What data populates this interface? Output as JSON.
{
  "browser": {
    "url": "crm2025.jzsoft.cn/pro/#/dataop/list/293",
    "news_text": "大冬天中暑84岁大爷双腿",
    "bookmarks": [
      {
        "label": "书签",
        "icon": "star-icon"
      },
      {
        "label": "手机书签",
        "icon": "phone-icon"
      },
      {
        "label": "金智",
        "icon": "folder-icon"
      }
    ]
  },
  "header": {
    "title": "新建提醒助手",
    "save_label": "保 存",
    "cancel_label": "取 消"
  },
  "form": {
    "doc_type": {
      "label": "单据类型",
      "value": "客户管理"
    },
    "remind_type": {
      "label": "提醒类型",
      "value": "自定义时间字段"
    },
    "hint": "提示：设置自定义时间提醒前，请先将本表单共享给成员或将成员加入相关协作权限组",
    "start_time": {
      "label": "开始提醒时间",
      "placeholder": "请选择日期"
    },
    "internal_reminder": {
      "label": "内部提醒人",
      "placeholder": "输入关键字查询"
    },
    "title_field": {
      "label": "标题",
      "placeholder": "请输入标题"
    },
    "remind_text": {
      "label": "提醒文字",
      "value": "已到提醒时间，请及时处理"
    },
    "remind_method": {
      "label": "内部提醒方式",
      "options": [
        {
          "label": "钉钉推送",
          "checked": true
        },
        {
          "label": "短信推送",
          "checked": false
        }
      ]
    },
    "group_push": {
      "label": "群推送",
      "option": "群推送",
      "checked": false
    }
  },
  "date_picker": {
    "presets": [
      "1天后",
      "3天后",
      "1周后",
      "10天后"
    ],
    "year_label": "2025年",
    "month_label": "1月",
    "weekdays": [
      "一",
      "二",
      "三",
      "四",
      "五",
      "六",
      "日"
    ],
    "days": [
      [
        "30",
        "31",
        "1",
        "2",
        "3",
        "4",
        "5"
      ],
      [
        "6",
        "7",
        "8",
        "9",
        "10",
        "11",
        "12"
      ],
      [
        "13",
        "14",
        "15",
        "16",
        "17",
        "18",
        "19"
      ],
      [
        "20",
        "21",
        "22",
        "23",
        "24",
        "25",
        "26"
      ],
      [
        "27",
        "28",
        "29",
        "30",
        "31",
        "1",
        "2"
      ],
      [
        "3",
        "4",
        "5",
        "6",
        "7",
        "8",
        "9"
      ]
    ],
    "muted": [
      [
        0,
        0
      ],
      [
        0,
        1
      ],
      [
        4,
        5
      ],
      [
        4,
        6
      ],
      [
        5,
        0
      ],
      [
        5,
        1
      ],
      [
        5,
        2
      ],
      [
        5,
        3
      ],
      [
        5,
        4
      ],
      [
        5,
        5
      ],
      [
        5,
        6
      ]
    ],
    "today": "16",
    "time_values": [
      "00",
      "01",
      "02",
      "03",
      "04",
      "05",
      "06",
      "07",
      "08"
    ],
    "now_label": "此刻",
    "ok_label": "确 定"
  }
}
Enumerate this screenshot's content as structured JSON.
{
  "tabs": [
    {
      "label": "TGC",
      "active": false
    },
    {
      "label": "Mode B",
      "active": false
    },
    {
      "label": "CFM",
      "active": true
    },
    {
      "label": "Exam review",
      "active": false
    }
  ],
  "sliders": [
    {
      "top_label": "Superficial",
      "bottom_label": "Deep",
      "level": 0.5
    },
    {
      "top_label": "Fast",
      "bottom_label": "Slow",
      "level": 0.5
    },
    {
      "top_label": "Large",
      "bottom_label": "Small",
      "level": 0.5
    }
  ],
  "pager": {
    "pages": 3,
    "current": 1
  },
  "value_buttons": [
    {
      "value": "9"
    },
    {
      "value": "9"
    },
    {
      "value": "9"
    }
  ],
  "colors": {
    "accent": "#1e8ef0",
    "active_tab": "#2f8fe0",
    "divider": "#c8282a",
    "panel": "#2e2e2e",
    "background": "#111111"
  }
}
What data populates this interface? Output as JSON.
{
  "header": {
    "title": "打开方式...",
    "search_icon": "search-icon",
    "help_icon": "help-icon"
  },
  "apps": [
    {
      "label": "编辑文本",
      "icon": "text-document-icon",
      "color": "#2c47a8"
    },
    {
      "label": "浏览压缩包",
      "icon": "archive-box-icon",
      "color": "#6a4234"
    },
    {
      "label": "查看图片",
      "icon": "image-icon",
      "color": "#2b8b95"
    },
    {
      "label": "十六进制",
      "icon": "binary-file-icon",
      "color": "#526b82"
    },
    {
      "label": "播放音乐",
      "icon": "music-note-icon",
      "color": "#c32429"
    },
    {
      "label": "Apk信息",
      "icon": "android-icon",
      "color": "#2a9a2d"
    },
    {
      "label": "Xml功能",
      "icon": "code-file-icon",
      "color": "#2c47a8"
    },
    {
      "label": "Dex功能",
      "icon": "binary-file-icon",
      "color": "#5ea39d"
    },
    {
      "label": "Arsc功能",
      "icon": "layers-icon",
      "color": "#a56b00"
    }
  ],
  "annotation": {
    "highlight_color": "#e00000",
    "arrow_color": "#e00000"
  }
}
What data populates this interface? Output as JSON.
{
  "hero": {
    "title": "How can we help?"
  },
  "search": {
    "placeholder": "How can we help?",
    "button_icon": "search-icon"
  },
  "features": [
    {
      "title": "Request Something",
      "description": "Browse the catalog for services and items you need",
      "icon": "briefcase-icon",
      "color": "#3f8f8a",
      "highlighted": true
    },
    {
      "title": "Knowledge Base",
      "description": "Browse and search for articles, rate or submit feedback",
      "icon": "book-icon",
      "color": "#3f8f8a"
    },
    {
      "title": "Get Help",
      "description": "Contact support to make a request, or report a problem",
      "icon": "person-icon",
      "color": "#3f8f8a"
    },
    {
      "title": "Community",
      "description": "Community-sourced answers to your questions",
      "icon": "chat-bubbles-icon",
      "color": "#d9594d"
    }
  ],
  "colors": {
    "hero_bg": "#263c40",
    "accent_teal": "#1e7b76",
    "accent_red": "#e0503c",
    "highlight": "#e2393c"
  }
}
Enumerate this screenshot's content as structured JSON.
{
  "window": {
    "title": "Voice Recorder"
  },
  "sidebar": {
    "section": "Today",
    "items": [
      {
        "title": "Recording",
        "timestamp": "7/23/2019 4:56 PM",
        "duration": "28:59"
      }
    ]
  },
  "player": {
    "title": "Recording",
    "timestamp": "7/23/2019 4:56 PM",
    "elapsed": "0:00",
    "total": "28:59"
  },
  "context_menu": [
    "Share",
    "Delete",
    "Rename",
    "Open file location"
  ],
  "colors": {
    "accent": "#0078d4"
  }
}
=====
> _Set exercise_
Retype the data exactly as given.

> _Task answer_
What data populates this interface? Output as JSON.
{
  "browser": {
    "url": "crm2025.jzsoft.cn/pro/#/dataop/list/293",
    "news_text": "大冬天中暑84岁大爷双腿",
    "bookmarks": [
      {
        "label": "书签",
        "icon": "star-icon"
      },
      {
        "label": "手机书签",
        "icon": "phone-icon"
      },
      {
        "label": "金智",
        "icon": "folder-icon"
      }
    ]
  },
  "header": {
    "title": "新建提醒助手",
    "save_label": "保 存",
    "cancel_label": "取 消"
  },
  "form": {
    "doc_type": {
      "label": "单据类型",
      "value": "客户管理"
    },
    "remind_type": {
      "label": "提醒类型",
      "value": "自定义时间字段"
    },
    "hint": "提示：设置自定义时间提醒前，请先将本表单共享给成员或将成员加入相关协作权限组",
    "start_time": {
      "label": "开始提醒时间",
      "placeholder": "请选择日期"
    },
    "internal_reminder": {
      "label": "内部提醒人",
      "placeholder": "输入关键字查询"
    },
    "title_field": {
      "label": "标题",
      "placeholder": "请输入标题"
    },
    "remind_text": {
      "label": "提醒文字",
      "value": "已到提醒时间，请及时处理"
    },
    "remind_method": {
      "label": "内部提醒方式",
      "options": [
        {
          "label": "钉钉推送",
          "checked": true
        },
        {
          "label": "短信推送",
          "checked": false
        }
      ]
    },
    "group_push": {
      "label": "群推送",
      "option": "群推送",
      "checked": false
    }
  },
  "date_picker": {
    "presets": [
      "1天后",
      "3天后",
      "1周后",
      "10天后"
    ],
    "year_label": "2025年",
    "month_label": "1月",
    "weekdays": [
      "一",
      "二",
      "三",
      "四",
      "五",
      "六",
      "日"
    ],
    "days": [
      [
        "30",
        "31",
        "1",
        "2",
        "3",
        "4",
        "5"
      ],
      [
        "6",
        "7",
        "8",
        "9",
        "10",
        "11",
        "12"
      ],
      [
        "13",
        "14",
        "15",
        "16",
        "17",
        "18",
        "19"
      ],
      [
        "20",
        "21",
        "22",
        "23",
        "24",
        "25",
        "26"
      ],
      [
        "27",
        "28",
        "29",
        "30",
        "31",
        "1",
        "2"
      ],
      [
        "3",
        "4",
        "5",
        "6",
        "7",
        "8",
        "9"
      ]
    ],
    "muted": [
      [
        0,
        0
      ],
      [
        0,
        1
      ],
      [
        4,
        5
      ],
      [
        4,
        6
      ],
      [
        5,
        0
      ],
      [
        5,
        1
      ],
      [
        5,
        2
      ],
      [
        5,
        3
      ],
      [
        5,
        4
      ],
      [
        5,
        5
      ],
      [
        5,
        6
      ]
    ],
    "today": "16",
    "time_values": [
      "00",
      "01",
      "02",
      "03",
      "04",
      "05",
      "06",
      "07",
      "08"
    ],
    "now_label": "此刻",
    "ok_label": "确 定"
  }
}
Enumerate this screenshot's content as structured JSON.
{
  "tabs": [
    {
      "label": "TGC",
      "active": false
    },
    {
      "label": "Mode B",
      "active": false
    },
    {
      "label": "CFM",
      "active": true
    },
    {
      "label": "Exam review",
      "active": false
    }
  ],
  "sliders": [
    {
      "top_label": "Superficial",
      "bottom_label": "Deep",
      "level": 0.5
    },
    {
      "top_label": "Fast",
      "bottom_label": "Slow",
      "level": 0.5
    },
    {
      "top_label": "Large",
      "bottom_label": "Small",
      "level": 0.5
    }
  ],
  "pager": {
    "pages": 3,
    "current": 1
  },
  "value_buttons": [
    {
      "value": "9"
    },
    {
      "value": "9"
    },
    {
      "value": "9"
    }
  ],
  "colors": {
    "accent": "#1e8ef0",
    "active_tab": "#2f8fe0",
    "divider": "#c8282a",
    "panel": "#2e2e2e",
    "background": "#111111"
  }
}
What data populates this interface? Output as JSON.
{
  "header": {
    "title": "打开方式...",
    "search_icon": "search-icon",
    "help_icon": "help-icon"
  },
  "apps": [
    {
      "label": "编辑文本",
      "icon": "text-document-icon",
      "color": "#2c47a8"
    },
    {
      "label": "浏览压缩包",
      "icon": "archive-box-icon",
      "color": "#6a4234"
    },
    {
      "label": "查看图片",
      "icon": "image-icon",
      "color": "#2b8b95"
    },
    {
      "label": "十六进制",
      "icon": "binary-file-icon",
      "color": "#526b82"
    },
    {
      "label": "播放音乐",
      "icon": "music-note-icon",
      "color": "#c32429"
    },
    {
      "label": "Apk信息",
      "icon": "android-icon",
      "color": "#2a9a2d"
    },
    {
      "label": "Xml功能",
      "icon": "code-file-icon",
      "color": "#2c47a8"
    },
    {
      "label": "Dex功能",
      "icon": "binary-file-icon",
      "color": "#5ea39d"
    },
    {
      "label": "Arsc功能",
      "icon": "layers-icon",
      "color": "#a56b00"
    }
  ],
  "annotation": {
    "highlight_color": "#e00000",
    "arrow_color": "#e00000"
  }
}
What data populates this interface? Output as JSON.
{
  "hero": {
    "title": "How can we help?"
  },
  "search": {
    "placeholder": "How can we help?",
    "button_icon": "search-icon"
  },
  "features": [
    {
      "title": "Request Something",
      "description": "Browse the catalog for services and items you need",
      "icon": "briefcase-icon",
      "color": "#3f8f8a",
      "highlighted": true
    },
    {
      "title": "Knowledge Base",
      "description": "Browse and search for articles, rate or submit feedback",
      "icon": "book-icon",
      "color": "#3f8f8a"
    },
    {
      "title": "Get Help",
      "description": "Contact support to make a request, or report a problem",
      "icon": "person-icon",
      "color": "#3f8f8a"
    },
    {
      "title": "Community",
      "description": "Community-sourced answers to your questions",
      "icon": "chat-bubbles-icon",
      "color": "#d9594d"
    }
  ],
  "colors": {
    "hero_bg": "#263c40",
    "accent_teal": "#1e7b76",
    "accent_red": "#e0503c",
    "highlight": "#e2393c"
  }
}
Enumerate this screenshot's content as structured JSON.
{
  "window": {
    "title": "Voice Recorder"
  },
  "sidebar": {
    "section": "Today",
    "items": [
      {
        "title": "Recording",
        "timestamp": "7/23/2019 4:56 PM",
        "duration": "28:59"
      }
    ]
  },
  "player": {
    "title": "Recording",
    "timestamp": "7/23/2019 4:56 PM",
    "elapsed": "0:00",
    "total": "28:59"
  },
  "context_menu": [
    "Share",
    "Delete",
    "Rename",
    "Open file location"
  ],
  "colors": {
    "accent": "#0078d4"
  }
}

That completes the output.